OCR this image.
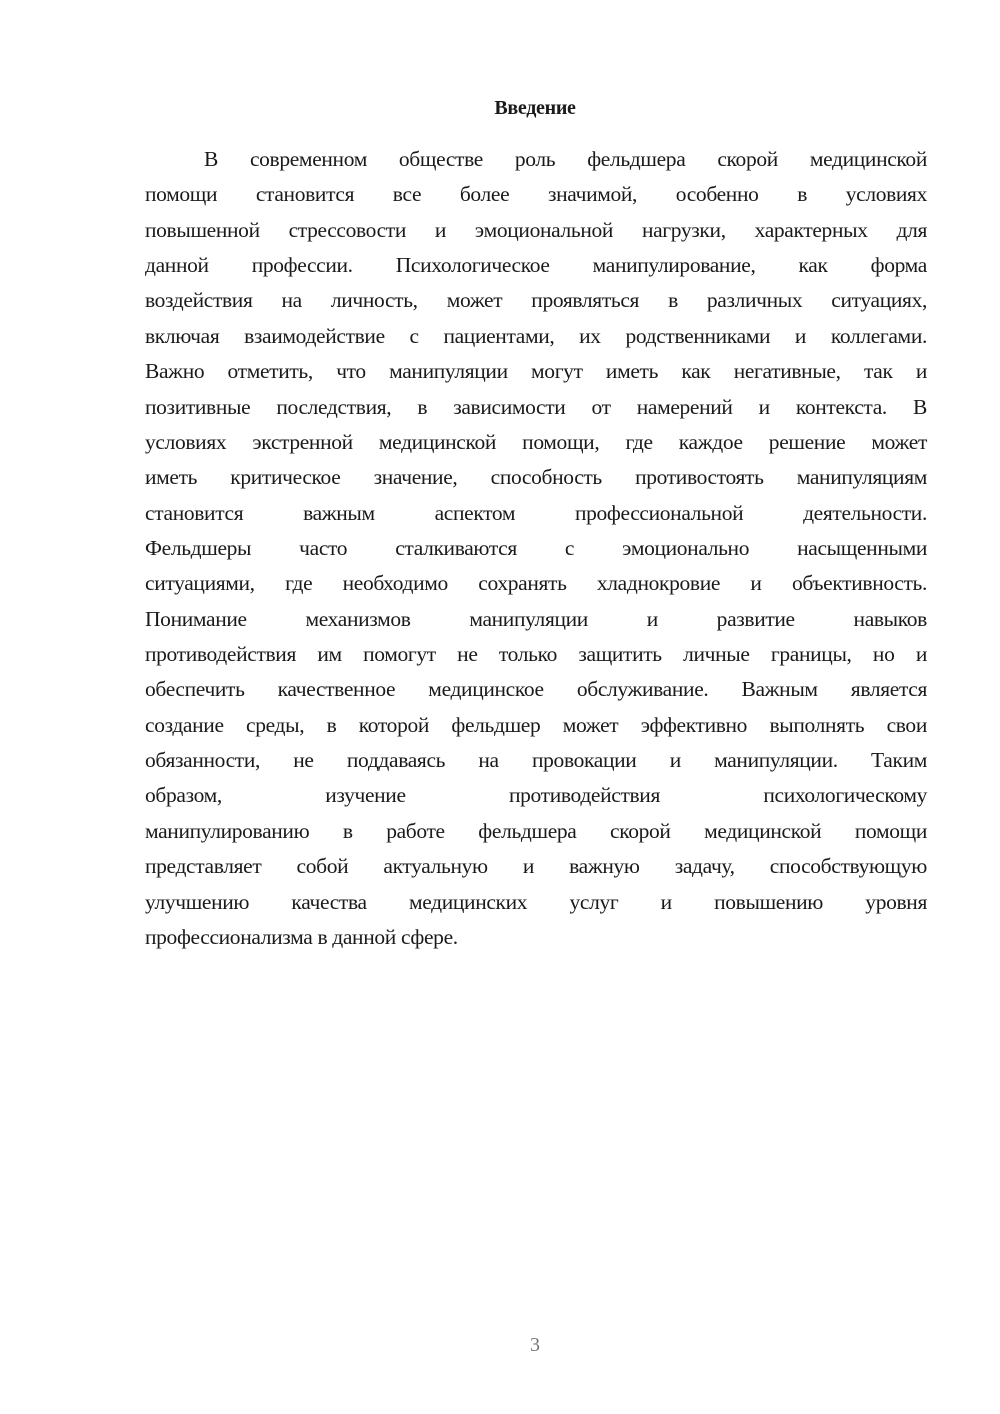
Введение
В современном обществе роль фельдшера скорой медицинской
помощи становится все более значимой, особенно в условиях
повышенной стрессовости и эмоциональной нагрузки, характерных для
данной профессии. Психологическое манипулирование, как форма
воздействия на личность, может проявляться в различных ситуациях,
включая взаимодействие с пациентами, их родственниками и коллегами.
Важно отметить, что манипуляции могут иметь как негативные, так и
позитивные последствия, в зависимости от намерений и контекста. В
условиях экстренной медицинской помощи, где каждое решение может
иметь критическое значение, способность противостоять манипуляциям
становится важным аспектом профессиональной деятельности.
Фельдшеры часто сталкиваются с эмоционально насыщенными
ситуациями, где необходимо сохранять хладнокровие и объективность.
Понимание механизмов манипуляции и развитие навыков
противодействия им помогут не только защитить личные границы, но и
обеспечить качественное медицинское обслуживание. Важным является
создание среды, в которой фельдшер может эффективно выполнять свои
обязанности, не поддаваясь на провокации и манипуляции. Таким
образом, изучение противодействия психологическому
манипулированию в работе фельдшера скорой медицинской помощи
представляет собой актуальную и важную задачу, способствующую
улучшению качества медицинских услуг и повышению уровня
профессионализма в данной сфере.
3
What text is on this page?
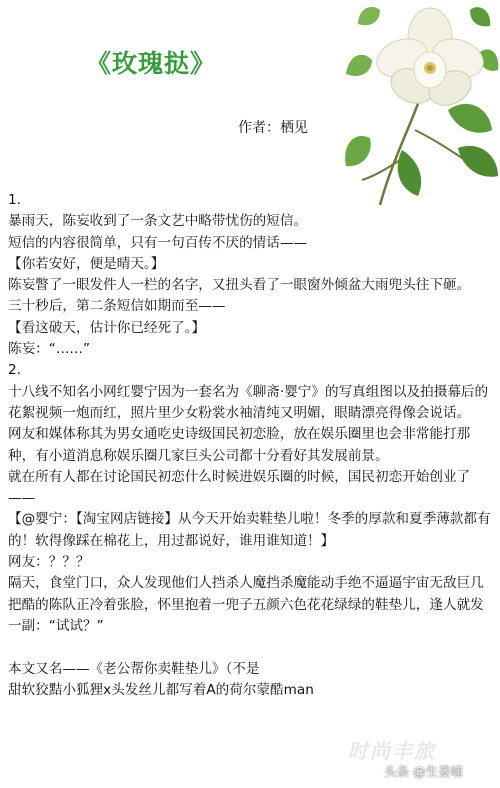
《玫瑰挞》
作者：栖见

1.

暴雨天，陈妄收到了一条文艺中略带忧伤的短信。

短信的内容很简单，只有一句百传不厌的情话——

【你若安好，便是晴天。】

陈妄瞥了一眼发件人一栏的名字，又扭头看了一眼窗外倾盆大雨兜头往下砸。

三十秒后，第二条短信如期而至——

【看这破天，估计你已经死了。】

陈妄：“……”

2.

十八线不知名小网红婴宁因为一套名为《聊斋·婴宁》的写真组图以及拍摄幕后的花絮视频一炮而红，照片里少女粉裳水袖清纯又明媚，眼睛漂亮得像会说话。

网友和媒体称其为男女通吃史诗级国民初恋脸，放在娱乐圈里也会非常能打那种，有小道消息称娱乐圈几家巨头公司都十分看好其发展前景。

就在所有人都在讨论国民初恋什么时候进娱乐圈的时候，国民初恋开始创业了——

【@婴宁：【淘宝网店链接】从今天开始卖鞋垫儿啦！冬季的厚款和夏季薄款都有的！软得像踩在棉花上，用过都说好，谁用谁知道！】

网友：？？？

隔天，食堂门口，众人发现他们人挡杀人魔挡杀魔能动手绝不逼逼宇宙无敌巨几把酷的陈队正冷着张脸，怀里抱着一兜子五颜六色花花绿绿的鞋垫儿，逢人就发一副：“试试？”

本文又名——《老公帮你卖鞋垫儿》（不是

甜软狡黠小狐狸x头发丝儿都写着A的荷尔蒙酷man

时尚丰旅
头条 @生姜喵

▶ [Task objective]: Quote the data above in full and without alteration; skip the pictures.

▶ [Full output]:
OCR this image.
Введение
В современном обществе роль фельдшера скорой медицинской
помощи становится все более значимой, особенно в условиях
повышенной стрессовости и эмоциональной нагрузки, характерных для
данной профессии. Психологическое манипулирование, как форма
воздействия на личность, может проявляться в различных ситуациях,
включая взаимодействие с пациентами, их родственниками и коллегами.
Важно отметить, что манипуляции могут иметь как негативные, так и
позитивные последствия, в зависимости от намерений и контекста. В
условиях экстренной медицинской помощи, где каждое решение может
иметь критическое значение, способность противостоять манипуляциям
становится важным аспектом профессиональной деятельности.
Фельдшеры часто сталкиваются с эмоционально насыщенными
ситуациями, где необходимо сохранять хладнокровие и объективность.
Понимание механизмов манипуляции и развитие навыков
противодействия им помогут не только защитить личные границы, но и
обеспечить качественное медицинское обслуживание. Важным является
создание среды, в которой фельдшер может эффективно выполнять свои
обязанности, не поддаваясь на провокации и манипуляции. Таким
образом, изучение противодействия психологическому
манипулированию в работе фельдшера скорой медицинской помощи
представляет собой актуальную и важную задачу, способствующую
улучшению качества медицинских услуг и повышению уровня
профессионализма в данной сфере.
3
What text is on this page?
《玫瑰挞》
作者：栖见

1.

暴雨天，陈妄收到了一条文艺中略带忧伤的短信。

短信的内容很简单，只有一句百传不厌的情话——

【你若安好，便是晴天。】

陈妄瞥了一眼发件人一栏的名字，又扭头看了一眼窗外倾盆大雨兜头往下砸。

三十秒后，第二条短信如期而至——

【看这破天，估计你已经死了。】

陈妄：“……”

2.

十八线不知名小网红婴宁因为一套名为《聊斋·婴宁》的写真组图以及拍摄幕后的花絮视频一炮而红，照片里少女粉裳水袖清纯又明媚，眼睛漂亮得像会说话。

网友和媒体称其为男女通吃史诗级国民初恋脸，放在娱乐圈里也会非常能打那种，有小道消息称娱乐圈几家巨头公司都十分看好其发展前景。

就在所有人都在讨论国民初恋什么时候进娱乐圈的时候，国民初恋开始创业了——

【@婴宁：【淘宝网店链接】从今天开始卖鞋垫儿啦！冬季的厚款和夏季薄款都有的！软得像踩在棉花上，用过都说好，谁用谁知道！】

网友：？？？

隔天，食堂门口，众人发现他们人挡杀人魔挡杀魔能动手绝不逼逼宇宙无敌巨几把酷的陈队正冷着张脸，怀里抱着一兜子五颜六色花花绿绿的鞋垫儿，逢人就发一副：“试试？”

本文又名——《老公帮你卖鞋垫儿》（不是

甜软狡黠小狐狸x头发丝儿都写着A的荷尔蒙酷man

时尚丰旅
头条 @生姜喵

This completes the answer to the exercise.